→ **Aim of the task**:
Below are records to repeat exactly. Omit the pictures from the copy.

→ **Given data**:
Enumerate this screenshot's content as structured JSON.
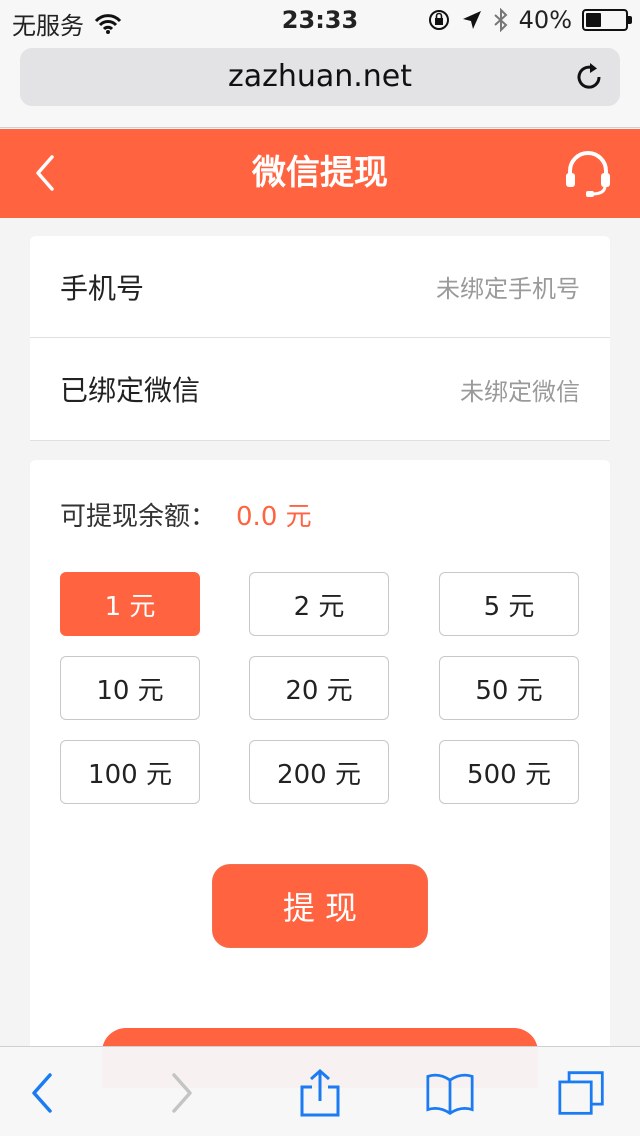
{
  "status_bar": {
    "carrier": "无服务",
    "time": "23:33",
    "battery_percent": "40%",
    "battery_level": 0.4
  },
  "browser": {
    "url": "zazhuan.net"
  },
  "header": {
    "title": "微信提现"
  },
  "info": {
    "phone_label": "手机号",
    "phone_value": "未绑定手机号",
    "wechat_label": "已绑定微信",
    "wechat_value": "未绑定微信"
  },
  "withdraw": {
    "balance_label": "可提现余额：",
    "balance_value": "0.0 元",
    "amounts": [
      "1 元",
      "2 元",
      "5 元",
      "10 元",
      "20 元",
      "50 元",
      "100 元",
      "200 元",
      "500 元"
    ],
    "selected_index": 0,
    "submit_label": "提现"
  },
  "colors": {
    "accent": "#ff6340",
    "browser_link": "#1a7bf2"
  },
  "icons": {
    "header_left": "back-icon",
    "header_right": "headset-icon",
    "toolbar": [
      "back-icon",
      "forward-icon",
      "share-icon",
      "bookmarks-icon",
      "tabs-icon"
    ]
  }
}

→ **Solved problem**:
Enumerate this screenshot's content as structured JSON.
{
  "status_bar": {
    "carrier": "无服务",
    "time": "23:33",
    "battery_percent": "40%",
    "battery_level": 0.4
  },
  "browser": {
    "url": "zazhuan.net"
  },
  "header": {
    "title": "微信提现"
  },
  "info": {
    "phone_label": "手机号",
    "phone_value": "未绑定手机号",
    "wechat_label": "已绑定微信",
    "wechat_value": "未绑定微信"
  },
  "withdraw": {
    "balance_label": "可提现余额：",
    "balance_value": "0.0 元",
    "amounts": [
      "1 元",
      "2 元",
      "5 元",
      "10 元",
      "20 元",
      "50 元",
      "100 元",
      "200 元",
      "500 元"
    ],
    "selected_index": 0,
    "submit_label": "提现"
  },
  "colors": {
    "accent": "#ff6340",
    "browser_link": "#1a7bf2"
  },
  "icons": {
    "header_left": "back-icon",
    "header_right": "headset-icon",
    "toolbar": [
      "back-icon",
      "forward-icon",
      "share-icon",
      "bookmarks-icon",
      "tabs-icon"
    ]
  }
}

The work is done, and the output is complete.